(Saved data entries)
=-=-=

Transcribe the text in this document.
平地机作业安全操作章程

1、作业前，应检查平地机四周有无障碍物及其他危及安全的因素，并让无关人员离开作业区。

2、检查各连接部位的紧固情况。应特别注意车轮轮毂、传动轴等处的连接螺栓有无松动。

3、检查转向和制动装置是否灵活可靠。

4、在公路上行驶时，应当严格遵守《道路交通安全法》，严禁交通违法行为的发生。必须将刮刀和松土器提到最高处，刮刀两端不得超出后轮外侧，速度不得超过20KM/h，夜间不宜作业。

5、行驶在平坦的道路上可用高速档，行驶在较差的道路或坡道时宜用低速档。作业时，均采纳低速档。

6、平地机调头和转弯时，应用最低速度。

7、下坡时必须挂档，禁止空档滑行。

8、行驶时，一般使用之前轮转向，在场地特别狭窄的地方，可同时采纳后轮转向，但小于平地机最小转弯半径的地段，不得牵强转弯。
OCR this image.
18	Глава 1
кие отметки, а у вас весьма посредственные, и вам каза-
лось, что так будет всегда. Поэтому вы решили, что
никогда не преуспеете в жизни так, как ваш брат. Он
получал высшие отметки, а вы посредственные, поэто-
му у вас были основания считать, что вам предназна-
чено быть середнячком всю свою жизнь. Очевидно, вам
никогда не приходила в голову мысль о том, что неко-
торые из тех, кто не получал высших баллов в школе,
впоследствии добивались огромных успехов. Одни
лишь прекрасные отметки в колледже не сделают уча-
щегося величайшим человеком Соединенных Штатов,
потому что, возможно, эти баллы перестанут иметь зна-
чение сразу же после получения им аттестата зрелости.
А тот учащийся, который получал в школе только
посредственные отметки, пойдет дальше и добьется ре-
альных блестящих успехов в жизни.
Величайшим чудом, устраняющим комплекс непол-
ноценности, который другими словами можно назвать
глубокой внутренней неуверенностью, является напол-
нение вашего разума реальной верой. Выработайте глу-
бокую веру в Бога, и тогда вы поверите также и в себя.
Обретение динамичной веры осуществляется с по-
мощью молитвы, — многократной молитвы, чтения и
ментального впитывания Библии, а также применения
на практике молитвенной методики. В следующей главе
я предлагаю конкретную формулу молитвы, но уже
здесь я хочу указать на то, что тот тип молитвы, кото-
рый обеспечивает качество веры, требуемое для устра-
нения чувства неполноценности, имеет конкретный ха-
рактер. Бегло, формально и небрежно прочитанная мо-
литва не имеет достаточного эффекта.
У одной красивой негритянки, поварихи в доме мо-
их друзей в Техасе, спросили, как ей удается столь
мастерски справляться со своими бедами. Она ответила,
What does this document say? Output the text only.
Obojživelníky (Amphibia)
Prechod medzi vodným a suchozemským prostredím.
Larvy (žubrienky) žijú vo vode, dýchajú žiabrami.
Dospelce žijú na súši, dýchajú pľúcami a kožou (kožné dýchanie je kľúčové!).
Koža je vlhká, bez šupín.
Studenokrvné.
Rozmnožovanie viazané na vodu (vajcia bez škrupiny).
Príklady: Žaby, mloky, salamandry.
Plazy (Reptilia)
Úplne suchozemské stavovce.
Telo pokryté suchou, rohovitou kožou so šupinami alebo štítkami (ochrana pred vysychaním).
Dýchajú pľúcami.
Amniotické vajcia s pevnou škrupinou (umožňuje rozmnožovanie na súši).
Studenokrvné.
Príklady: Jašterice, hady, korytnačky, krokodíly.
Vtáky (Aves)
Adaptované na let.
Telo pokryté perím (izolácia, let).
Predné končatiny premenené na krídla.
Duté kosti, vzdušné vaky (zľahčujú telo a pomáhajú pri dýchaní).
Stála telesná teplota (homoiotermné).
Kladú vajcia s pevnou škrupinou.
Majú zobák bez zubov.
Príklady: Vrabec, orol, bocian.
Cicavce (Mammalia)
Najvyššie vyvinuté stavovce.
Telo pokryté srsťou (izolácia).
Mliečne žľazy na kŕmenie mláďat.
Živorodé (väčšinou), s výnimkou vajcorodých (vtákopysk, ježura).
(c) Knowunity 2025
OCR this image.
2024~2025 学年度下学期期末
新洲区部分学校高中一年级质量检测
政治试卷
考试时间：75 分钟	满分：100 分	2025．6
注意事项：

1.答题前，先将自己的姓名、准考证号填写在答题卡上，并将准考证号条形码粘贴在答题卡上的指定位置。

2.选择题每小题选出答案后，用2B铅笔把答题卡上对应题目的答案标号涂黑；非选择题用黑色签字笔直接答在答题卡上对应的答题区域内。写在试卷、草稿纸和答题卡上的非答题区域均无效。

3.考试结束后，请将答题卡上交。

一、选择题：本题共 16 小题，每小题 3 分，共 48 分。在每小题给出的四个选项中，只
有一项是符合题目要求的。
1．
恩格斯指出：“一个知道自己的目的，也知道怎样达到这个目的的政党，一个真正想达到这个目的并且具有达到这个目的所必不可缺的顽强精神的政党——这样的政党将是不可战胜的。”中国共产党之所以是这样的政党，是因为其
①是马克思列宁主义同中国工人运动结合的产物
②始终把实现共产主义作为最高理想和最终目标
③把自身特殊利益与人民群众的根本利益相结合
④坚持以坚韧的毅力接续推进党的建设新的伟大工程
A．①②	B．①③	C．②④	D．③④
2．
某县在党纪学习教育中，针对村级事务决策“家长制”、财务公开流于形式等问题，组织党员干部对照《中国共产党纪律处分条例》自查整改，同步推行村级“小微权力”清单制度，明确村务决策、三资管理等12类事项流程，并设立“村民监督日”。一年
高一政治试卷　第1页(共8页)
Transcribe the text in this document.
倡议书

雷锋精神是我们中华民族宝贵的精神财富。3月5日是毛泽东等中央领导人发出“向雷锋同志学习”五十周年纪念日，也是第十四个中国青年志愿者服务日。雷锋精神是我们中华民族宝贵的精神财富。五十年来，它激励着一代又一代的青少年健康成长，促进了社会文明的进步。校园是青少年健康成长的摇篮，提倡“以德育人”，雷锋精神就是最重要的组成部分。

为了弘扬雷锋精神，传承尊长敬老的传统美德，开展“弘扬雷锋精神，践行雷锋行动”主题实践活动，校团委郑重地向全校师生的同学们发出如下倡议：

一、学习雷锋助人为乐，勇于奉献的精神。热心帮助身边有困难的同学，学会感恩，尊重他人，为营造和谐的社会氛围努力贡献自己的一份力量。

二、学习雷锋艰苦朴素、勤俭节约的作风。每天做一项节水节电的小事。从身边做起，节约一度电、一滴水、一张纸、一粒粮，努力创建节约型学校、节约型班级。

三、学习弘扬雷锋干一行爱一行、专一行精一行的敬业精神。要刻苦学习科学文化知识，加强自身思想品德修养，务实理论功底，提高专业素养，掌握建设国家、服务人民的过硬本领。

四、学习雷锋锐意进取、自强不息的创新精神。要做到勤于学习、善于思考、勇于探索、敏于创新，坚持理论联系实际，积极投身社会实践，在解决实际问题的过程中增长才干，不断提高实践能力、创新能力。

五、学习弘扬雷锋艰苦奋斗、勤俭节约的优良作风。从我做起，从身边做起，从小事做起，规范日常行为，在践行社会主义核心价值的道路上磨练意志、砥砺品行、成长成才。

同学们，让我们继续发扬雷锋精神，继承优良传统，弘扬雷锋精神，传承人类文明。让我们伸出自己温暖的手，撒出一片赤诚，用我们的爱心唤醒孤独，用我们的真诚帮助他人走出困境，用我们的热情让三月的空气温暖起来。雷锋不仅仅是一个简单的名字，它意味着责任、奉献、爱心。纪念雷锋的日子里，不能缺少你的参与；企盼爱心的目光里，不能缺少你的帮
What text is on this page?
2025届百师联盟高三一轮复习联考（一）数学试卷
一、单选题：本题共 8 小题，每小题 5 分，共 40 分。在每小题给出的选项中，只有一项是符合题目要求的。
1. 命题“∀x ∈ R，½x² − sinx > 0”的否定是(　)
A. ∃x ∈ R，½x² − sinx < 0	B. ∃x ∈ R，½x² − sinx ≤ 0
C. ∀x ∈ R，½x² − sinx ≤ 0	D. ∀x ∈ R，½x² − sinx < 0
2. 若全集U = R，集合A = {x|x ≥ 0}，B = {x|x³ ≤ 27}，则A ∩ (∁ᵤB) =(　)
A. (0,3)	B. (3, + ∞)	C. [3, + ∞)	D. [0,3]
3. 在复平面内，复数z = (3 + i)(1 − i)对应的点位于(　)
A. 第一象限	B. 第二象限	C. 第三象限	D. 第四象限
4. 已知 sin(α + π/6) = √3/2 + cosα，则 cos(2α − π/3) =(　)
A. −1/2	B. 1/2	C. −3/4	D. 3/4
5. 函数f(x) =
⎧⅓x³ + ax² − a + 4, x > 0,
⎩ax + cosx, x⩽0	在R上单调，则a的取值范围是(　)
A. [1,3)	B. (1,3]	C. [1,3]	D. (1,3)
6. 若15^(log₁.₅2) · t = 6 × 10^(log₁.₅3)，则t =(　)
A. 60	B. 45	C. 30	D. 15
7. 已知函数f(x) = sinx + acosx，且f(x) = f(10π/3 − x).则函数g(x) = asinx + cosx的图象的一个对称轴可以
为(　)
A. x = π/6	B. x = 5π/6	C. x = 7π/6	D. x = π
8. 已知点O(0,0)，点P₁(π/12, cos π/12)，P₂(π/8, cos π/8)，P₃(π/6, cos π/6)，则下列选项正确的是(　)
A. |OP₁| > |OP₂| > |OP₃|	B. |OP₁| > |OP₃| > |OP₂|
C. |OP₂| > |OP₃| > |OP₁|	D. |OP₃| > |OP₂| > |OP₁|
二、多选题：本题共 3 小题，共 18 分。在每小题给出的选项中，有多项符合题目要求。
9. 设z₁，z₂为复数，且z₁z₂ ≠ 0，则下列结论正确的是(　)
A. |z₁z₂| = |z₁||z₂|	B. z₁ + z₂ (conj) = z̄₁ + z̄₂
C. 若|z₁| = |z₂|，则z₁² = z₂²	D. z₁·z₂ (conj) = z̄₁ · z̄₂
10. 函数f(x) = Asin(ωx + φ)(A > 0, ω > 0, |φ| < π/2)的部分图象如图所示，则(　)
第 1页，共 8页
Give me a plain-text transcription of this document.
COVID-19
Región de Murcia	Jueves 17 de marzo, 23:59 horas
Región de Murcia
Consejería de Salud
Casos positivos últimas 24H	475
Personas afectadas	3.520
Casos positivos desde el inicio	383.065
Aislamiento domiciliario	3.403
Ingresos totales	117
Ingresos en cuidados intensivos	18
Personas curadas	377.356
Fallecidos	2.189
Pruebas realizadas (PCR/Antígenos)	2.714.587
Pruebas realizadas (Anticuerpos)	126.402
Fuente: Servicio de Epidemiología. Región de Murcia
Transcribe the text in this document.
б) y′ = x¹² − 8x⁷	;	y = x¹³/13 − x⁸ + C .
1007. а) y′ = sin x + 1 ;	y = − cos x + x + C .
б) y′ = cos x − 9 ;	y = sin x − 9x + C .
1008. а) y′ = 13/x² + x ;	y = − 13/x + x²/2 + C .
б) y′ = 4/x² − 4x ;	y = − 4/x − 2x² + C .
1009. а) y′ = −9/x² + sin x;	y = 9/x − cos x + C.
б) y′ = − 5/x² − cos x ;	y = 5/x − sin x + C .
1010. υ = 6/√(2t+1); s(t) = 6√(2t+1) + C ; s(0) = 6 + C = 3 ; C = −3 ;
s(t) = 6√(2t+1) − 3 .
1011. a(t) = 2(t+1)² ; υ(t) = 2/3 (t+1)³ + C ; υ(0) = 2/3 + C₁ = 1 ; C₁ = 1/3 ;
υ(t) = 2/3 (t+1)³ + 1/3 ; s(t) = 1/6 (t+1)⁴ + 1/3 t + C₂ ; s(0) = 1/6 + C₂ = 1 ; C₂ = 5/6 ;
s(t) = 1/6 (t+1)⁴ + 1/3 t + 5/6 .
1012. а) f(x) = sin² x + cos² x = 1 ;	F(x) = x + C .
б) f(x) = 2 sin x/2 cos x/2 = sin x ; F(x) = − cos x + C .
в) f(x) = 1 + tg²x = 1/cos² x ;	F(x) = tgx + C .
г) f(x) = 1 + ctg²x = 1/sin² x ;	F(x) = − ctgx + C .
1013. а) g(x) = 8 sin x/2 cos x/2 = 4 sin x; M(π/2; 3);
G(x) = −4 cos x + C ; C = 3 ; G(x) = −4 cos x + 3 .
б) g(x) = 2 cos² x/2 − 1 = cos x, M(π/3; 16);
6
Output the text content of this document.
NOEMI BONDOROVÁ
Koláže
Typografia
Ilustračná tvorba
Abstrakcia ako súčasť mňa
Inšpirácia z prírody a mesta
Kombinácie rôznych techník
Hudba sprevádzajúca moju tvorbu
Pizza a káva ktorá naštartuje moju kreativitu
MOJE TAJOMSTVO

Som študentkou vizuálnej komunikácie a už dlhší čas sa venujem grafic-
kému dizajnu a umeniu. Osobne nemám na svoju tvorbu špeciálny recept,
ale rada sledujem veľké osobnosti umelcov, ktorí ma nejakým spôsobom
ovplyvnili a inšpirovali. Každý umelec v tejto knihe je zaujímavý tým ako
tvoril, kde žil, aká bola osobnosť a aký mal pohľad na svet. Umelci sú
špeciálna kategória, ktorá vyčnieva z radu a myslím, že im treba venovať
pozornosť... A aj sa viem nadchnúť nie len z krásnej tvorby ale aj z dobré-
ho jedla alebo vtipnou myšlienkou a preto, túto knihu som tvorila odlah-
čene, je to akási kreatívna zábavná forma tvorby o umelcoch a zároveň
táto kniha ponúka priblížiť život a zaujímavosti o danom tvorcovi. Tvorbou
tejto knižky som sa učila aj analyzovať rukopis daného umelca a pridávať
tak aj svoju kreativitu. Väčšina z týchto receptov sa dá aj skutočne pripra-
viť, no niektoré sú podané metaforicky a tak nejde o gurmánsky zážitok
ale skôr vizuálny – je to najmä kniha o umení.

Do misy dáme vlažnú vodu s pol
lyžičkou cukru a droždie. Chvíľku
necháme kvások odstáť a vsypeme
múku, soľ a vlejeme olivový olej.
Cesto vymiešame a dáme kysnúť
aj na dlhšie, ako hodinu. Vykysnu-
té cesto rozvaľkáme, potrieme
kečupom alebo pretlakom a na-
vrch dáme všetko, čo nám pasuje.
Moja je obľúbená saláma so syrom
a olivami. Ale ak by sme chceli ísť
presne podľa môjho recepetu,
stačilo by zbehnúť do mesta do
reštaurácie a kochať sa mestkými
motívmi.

=-=-=

DIRECTION: Pull out every line holding "在每小题给出的选项中" from the records above, and copy it.

FINAL RESULT:
一、单选题：本题共 8 小题，每小题 5 分，共 40 分。在每小题给出的选项中，只有一项是符合题目要求的。
二、多选题：本题共 3 小题，共 18 分。在每小题给出的选项中，有多项符合题目要求。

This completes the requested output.